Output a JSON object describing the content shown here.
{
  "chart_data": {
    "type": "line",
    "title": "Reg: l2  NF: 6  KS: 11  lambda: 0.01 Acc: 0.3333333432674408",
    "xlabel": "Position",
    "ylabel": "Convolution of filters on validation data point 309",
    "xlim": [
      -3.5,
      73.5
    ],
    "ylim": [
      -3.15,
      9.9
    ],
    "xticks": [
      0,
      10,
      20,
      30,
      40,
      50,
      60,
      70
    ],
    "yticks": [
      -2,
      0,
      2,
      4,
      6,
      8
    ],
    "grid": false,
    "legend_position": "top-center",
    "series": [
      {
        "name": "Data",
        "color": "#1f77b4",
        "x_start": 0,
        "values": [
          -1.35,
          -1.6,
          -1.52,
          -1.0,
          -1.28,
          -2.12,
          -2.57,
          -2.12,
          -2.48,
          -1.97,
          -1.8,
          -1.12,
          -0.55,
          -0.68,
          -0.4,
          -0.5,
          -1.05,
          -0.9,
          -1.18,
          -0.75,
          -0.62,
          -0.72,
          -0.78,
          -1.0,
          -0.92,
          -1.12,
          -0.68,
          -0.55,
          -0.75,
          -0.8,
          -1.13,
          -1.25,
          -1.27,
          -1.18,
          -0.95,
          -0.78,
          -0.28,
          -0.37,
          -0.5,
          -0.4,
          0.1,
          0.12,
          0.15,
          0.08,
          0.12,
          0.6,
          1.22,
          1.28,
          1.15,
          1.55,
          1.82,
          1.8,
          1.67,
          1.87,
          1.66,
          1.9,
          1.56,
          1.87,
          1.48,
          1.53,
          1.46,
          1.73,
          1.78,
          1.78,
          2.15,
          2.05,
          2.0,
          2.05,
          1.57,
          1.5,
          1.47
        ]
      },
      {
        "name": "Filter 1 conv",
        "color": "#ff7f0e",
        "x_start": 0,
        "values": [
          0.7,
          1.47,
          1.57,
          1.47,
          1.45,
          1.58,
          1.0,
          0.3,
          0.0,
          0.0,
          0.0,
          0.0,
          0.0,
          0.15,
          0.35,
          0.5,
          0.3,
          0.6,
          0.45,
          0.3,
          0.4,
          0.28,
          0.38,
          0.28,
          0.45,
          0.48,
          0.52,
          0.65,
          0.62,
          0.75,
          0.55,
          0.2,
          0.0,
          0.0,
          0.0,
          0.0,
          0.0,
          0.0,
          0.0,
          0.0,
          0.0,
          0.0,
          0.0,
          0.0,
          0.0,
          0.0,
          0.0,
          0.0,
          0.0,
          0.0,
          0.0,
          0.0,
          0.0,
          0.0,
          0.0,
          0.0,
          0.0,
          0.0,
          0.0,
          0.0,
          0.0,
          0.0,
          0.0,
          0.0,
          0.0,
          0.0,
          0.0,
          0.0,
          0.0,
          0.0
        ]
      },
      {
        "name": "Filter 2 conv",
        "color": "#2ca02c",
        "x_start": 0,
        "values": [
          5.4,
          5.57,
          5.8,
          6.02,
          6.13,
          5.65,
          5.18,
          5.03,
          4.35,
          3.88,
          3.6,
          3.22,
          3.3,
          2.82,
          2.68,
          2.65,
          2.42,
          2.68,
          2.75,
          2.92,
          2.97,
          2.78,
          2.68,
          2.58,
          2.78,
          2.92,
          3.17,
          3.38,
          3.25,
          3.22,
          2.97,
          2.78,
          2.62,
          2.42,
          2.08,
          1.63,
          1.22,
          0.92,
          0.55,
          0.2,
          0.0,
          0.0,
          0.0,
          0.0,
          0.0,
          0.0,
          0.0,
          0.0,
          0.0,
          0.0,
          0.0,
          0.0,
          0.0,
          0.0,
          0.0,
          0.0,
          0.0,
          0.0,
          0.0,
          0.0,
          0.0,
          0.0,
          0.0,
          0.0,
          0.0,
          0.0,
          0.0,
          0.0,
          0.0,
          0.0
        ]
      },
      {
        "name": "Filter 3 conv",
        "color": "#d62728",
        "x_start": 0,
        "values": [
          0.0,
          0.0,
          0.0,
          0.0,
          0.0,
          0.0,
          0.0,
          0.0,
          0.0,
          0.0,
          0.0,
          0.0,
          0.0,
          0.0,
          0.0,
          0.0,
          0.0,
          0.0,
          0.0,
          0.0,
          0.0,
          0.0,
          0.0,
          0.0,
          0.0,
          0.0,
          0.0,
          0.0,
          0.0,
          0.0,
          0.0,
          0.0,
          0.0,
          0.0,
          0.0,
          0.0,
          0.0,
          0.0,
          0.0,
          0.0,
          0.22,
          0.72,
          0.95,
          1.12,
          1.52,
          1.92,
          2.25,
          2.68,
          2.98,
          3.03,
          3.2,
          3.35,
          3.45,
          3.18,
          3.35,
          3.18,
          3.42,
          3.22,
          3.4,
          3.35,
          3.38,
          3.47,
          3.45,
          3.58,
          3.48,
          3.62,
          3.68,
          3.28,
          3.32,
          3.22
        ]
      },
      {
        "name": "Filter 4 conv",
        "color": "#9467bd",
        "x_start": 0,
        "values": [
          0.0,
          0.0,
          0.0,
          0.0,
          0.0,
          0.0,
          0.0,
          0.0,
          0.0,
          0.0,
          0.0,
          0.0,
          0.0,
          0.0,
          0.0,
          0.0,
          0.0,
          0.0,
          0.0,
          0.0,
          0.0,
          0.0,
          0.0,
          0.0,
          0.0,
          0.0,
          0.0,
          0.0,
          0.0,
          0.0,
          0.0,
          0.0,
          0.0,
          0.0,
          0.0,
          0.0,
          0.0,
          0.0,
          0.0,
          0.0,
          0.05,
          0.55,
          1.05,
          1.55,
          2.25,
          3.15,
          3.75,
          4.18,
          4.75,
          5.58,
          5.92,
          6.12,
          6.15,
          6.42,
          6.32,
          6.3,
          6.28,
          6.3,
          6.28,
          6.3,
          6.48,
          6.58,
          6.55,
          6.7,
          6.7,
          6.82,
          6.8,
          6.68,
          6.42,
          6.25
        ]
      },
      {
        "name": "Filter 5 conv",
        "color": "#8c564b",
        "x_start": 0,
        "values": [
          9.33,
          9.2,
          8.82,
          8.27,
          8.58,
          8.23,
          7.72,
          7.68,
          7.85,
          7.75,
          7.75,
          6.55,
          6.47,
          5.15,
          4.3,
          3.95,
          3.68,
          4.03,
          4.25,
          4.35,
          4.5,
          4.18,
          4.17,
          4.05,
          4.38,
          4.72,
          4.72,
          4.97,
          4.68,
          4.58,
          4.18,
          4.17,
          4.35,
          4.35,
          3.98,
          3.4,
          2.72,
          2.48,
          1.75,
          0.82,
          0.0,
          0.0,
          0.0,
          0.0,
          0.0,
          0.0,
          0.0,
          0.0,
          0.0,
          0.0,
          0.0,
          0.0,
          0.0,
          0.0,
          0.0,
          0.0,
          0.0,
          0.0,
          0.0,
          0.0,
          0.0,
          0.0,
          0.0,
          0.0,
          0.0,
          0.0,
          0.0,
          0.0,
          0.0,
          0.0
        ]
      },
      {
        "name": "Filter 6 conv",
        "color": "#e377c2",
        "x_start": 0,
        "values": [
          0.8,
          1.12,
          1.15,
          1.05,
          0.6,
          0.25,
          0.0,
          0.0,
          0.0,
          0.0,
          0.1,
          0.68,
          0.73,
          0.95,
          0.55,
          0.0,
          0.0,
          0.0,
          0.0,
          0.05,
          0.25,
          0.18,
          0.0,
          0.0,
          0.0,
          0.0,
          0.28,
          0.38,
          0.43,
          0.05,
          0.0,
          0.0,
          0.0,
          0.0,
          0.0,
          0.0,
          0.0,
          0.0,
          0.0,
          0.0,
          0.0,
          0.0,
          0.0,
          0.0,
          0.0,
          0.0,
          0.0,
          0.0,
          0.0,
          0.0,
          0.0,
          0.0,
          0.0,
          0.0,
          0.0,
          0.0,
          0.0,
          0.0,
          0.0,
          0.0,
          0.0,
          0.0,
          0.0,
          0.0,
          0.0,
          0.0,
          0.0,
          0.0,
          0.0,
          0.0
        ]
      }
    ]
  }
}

***

- SET TASK: Tally the lines of the material above that contain the word "color" and report the total alone.

- CORRECT ANSWER: 7